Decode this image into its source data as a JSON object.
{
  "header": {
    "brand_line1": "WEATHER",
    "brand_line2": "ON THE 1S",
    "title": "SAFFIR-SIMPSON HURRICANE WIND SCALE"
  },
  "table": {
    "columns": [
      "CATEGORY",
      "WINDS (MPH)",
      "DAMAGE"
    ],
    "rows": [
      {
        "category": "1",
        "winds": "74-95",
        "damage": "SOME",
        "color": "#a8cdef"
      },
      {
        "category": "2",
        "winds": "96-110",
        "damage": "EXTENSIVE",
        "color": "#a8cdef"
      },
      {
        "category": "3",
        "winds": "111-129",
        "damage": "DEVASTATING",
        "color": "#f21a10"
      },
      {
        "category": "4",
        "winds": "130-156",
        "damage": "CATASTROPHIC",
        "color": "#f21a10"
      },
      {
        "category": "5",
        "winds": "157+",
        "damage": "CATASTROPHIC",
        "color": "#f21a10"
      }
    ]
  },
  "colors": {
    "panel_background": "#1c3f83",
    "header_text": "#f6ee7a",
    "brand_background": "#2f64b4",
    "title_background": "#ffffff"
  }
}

======

**The request:**
Word for word, write out the data.

**Exercise solution:**
Decode this image into its source data as a JSON object.
{
  "header": {
    "brand_line1": "WEATHER",
    "brand_line2": "ON THE 1S",
    "title": "SAFFIR-SIMPSON HURRICANE WIND SCALE"
  },
  "table": {
    "columns": [
      "CATEGORY",
      "WINDS (MPH)",
      "DAMAGE"
    ],
    "rows": [
      {
        "category": "1",
        "winds": "74-95",
        "damage": "SOME",
        "color": "#a8cdef"
      },
      {
        "category": "2",
        "winds": "96-110",
        "damage": "EXTENSIVE",
        "color": "#a8cdef"
      },
      {
        "category": "3",
        "winds": "111-129",
        "damage": "DEVASTATING",
        "color": "#f21a10"
      },
      {
        "category": "4",
        "winds": "130-156",
        "damage": "CATASTROPHIC",
        "color": "#f21a10"
      },
      {
        "category": "5",
        "winds": "157+",
        "damage": "CATASTROPHIC",
        "color": "#f21a10"
      }
    ]
  },
  "colors": {
    "panel_background": "#1c3f83",
    "header_text": "#f6ee7a",
    "brand_background": "#2f64b4",
    "title_background": "#ffffff"
  }
}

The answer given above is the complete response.